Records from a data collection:
<<<<
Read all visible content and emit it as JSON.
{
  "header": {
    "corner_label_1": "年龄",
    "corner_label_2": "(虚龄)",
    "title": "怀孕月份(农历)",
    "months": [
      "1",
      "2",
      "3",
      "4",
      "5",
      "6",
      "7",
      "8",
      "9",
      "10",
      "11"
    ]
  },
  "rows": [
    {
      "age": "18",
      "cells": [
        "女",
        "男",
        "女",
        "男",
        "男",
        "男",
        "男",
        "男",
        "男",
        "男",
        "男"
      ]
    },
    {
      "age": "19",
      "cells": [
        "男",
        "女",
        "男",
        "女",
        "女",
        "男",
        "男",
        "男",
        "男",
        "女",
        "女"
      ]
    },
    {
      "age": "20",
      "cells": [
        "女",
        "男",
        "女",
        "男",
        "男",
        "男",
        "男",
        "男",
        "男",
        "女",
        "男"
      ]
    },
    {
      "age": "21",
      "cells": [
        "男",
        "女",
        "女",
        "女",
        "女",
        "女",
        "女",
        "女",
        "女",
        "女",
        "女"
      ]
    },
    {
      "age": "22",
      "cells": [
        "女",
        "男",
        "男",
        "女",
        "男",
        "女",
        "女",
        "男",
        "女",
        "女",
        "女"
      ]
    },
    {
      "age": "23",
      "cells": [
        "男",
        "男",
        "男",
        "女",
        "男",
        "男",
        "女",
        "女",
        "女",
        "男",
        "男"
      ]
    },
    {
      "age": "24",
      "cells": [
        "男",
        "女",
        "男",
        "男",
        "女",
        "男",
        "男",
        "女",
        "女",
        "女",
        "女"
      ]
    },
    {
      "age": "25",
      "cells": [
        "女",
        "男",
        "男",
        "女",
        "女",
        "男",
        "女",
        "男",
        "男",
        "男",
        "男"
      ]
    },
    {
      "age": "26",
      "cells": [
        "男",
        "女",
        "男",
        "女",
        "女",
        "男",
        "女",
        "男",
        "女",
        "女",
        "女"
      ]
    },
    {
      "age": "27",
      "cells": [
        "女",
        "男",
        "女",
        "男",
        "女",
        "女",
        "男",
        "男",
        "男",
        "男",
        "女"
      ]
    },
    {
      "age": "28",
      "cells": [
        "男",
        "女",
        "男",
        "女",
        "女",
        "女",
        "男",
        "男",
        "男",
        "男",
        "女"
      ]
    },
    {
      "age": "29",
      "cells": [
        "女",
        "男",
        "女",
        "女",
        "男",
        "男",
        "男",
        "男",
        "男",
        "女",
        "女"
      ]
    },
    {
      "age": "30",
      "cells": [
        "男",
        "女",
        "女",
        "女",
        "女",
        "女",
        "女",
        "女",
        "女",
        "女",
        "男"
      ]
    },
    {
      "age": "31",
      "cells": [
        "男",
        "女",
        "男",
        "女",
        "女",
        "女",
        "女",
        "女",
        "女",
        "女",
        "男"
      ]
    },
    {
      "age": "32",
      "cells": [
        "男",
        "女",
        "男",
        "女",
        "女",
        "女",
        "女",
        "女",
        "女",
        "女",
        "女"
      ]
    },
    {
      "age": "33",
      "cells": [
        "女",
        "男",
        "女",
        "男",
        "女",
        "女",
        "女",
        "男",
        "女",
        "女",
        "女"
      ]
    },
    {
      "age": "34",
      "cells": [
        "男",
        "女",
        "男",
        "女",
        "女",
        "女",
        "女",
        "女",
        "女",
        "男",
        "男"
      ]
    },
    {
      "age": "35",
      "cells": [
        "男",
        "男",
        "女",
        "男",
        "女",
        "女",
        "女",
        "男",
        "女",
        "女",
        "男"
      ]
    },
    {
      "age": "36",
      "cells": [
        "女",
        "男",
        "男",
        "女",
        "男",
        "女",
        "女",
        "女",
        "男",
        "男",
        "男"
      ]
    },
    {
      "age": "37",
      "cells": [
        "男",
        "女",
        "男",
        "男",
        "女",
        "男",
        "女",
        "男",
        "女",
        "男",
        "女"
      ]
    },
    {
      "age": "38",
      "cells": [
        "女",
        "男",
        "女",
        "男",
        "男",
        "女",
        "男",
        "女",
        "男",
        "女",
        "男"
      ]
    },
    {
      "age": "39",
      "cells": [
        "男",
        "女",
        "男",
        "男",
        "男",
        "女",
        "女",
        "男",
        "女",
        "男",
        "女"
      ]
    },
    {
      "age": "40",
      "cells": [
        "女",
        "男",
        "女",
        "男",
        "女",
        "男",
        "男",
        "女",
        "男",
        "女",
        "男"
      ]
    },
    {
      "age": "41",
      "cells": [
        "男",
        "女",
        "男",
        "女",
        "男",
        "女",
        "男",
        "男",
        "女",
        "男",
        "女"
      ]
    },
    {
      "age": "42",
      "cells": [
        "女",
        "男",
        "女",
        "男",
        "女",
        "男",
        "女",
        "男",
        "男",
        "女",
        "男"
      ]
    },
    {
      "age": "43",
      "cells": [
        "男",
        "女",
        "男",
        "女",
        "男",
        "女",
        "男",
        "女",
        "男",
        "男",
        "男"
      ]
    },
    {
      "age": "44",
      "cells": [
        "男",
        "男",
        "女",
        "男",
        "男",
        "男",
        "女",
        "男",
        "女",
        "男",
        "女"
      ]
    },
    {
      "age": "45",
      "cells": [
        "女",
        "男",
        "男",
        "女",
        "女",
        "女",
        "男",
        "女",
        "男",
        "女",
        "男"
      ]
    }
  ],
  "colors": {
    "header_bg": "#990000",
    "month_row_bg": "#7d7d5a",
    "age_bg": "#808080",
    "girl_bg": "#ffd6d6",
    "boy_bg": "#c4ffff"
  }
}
>>>>
#### [Written request]
Return the lines above exactly, keeping every word.

#### [Exercise answer]
Read all visible content and emit it as JSON.
{
  "header": {
    "corner_label_1": "年龄",
    "corner_label_2": "(虚龄)",
    "title": "怀孕月份(农历)",
    "months": [
      "1",
      "2",
      "3",
      "4",
      "5",
      "6",
      "7",
      "8",
      "9",
      "10",
      "11"
    ]
  },
  "rows": [
    {
      "age": "18",
      "cells": [
        "女",
        "男",
        "女",
        "男",
        "男",
        "男",
        "男",
        "男",
        "男",
        "男",
        "男"
      ]
    },
    {
      "age": "19",
      "cells": [
        "男",
        "女",
        "男",
        "女",
        "女",
        "男",
        "男",
        "男",
        "男",
        "女",
        "女"
      ]
    },
    {
      "age": "20",
      "cells": [
        "女",
        "男",
        "女",
        "男",
        "男",
        "男",
        "男",
        "男",
        "男",
        "女",
        "男"
      ]
    },
    {
      "age": "21",
      "cells": [
        "男",
        "女",
        "女",
        "女",
        "女",
        "女",
        "女",
        "女",
        "女",
        "女",
        "女"
      ]
    },
    {
      "age": "22",
      "cells": [
        "女",
        "男",
        "男",
        "女",
        "男",
        "女",
        "女",
        "男",
        "女",
        "女",
        "女"
      ]
    },
    {
      "age": "23",
      "cells": [
        "男",
        "男",
        "男",
        "女",
        "男",
        "男",
        "女",
        "女",
        "女",
        "男",
        "男"
      ]
    },
    {
      "age": "24",
      "cells": [
        "男",
        "女",
        "男",
        "男",
        "女",
        "男",
        "男",
        "女",
        "女",
        "女",
        "女"
      ]
    },
    {
      "age": "25",
      "cells": [
        "女",
        "男",
        "男",
        "女",
        "女",
        "男",
        "女",
        "男",
        "男",
        "男",
        "男"
      ]
    },
    {
      "age": "26",
      "cells": [
        "男",
        "女",
        "男",
        "女",
        "女",
        "男",
        "女",
        "男",
        "女",
        "女",
        "女"
      ]
    },
    {
      "age": "27",
      "cells": [
        "女",
        "男",
        "女",
        "男",
        "女",
        "女",
        "男",
        "男",
        "男",
        "男",
        "女"
      ]
    },
    {
      "age": "28",
      "cells": [
        "男",
        "女",
        "男",
        "女",
        "女",
        "女",
        "男",
        "男",
        "男",
        "男",
        "女"
      ]
    },
    {
      "age": "29",
      "cells": [
        "女",
        "男",
        "女",
        "女",
        "男",
        "男",
        "男",
        "男",
        "男",
        "女",
        "女"
      ]
    },
    {
      "age": "30",
      "cells": [
        "男",
        "女",
        "女",
        "女",
        "女",
        "女",
        "女",
        "女",
        "女",
        "女",
        "男"
      ]
    },
    {
      "age": "31",
      "cells": [
        "男",
        "女",
        "男",
        "女",
        "女",
        "女",
        "女",
        "女",
        "女",
        "女",
        "男"
      ]
    },
    {
      "age": "32",
      "cells": [
        "男",
        "女",
        "男",
        "女",
        "女",
        "女",
        "女",
        "女",
        "女",
        "女",
        "女"
      ]
    },
    {
      "age": "33",
      "cells": [
        "女",
        "男",
        "女",
        "男",
        "女",
        "女",
        "女",
        "男",
        "女",
        "女",
        "女"
      ]
    },
    {
      "age": "34",
      "cells": [
        "男",
        "女",
        "男",
        "女",
        "女",
        "女",
        "女",
        "女",
        "女",
        "男",
        "男"
      ]
    },
    {
      "age": "35",
      "cells": [
        "男",
        "男",
        "女",
        "男",
        "女",
        "女",
        "女",
        "男",
        "女",
        "女",
        "男"
      ]
    },
    {
      "age": "36",
      "cells": [
        "女",
        "男",
        "男",
        "女",
        "男",
        "女",
        "女",
        "女",
        "男",
        "男",
        "男"
      ]
    },
    {
      "age": "37",
      "cells": [
        "男",
        "女",
        "男",
        "男",
        "女",
        "男",
        "女",
        "男",
        "女",
        "男",
        "女"
      ]
    },
    {
      "age": "38",
      "cells": [
        "女",
        "男",
        "女",
        "男",
        "男",
        "女",
        "男",
        "女",
        "男",
        "女",
        "男"
      ]
    },
    {
      "age": "39",
      "cells": [
        "男",
        "女",
        "男",
        "男",
        "男",
        "女",
        "女",
        "男",
        "女",
        "男",
        "女"
      ]
    },
    {
      "age": "40",
      "cells": [
        "女",
        "男",
        "女",
        "男",
        "女",
        "男",
        "男",
        "女",
        "男",
        "女",
        "男"
      ]
    },
    {
      "age": "41",
      "cells": [
        "男",
        "女",
        "男",
        "女",
        "男",
        "女",
        "男",
        "男",
        "女",
        "男",
        "女"
      ]
    },
    {
      "age": "42",
      "cells": [
        "女",
        "男",
        "女",
        "男",
        "女",
        "男",
        "女",
        "男",
        "男",
        "女",
        "男"
      ]
    },
    {
      "age": "43",
      "cells": [
        "男",
        "女",
        "男",
        "女",
        "男",
        "女",
        "男",
        "女",
        "男",
        "男",
        "男"
      ]
    },
    {
      "age": "44",
      "cells": [
        "男",
        "男",
        "女",
        "男",
        "男",
        "男",
        "女",
        "男",
        "女",
        "男",
        "女"
      ]
    },
    {
      "age": "45",
      "cells": [
        "女",
        "男",
        "男",
        "女",
        "女",
        "女",
        "男",
        "女",
        "男",
        "女",
        "男"
      ]
    }
  ],
  "colors": {
    "header_bg": "#990000",
    "month_row_bg": "#7d7d5a",
    "age_bg": "#808080",
    "girl_bg": "#ffd6d6",
    "boy_bg": "#c4ffff"
  }
}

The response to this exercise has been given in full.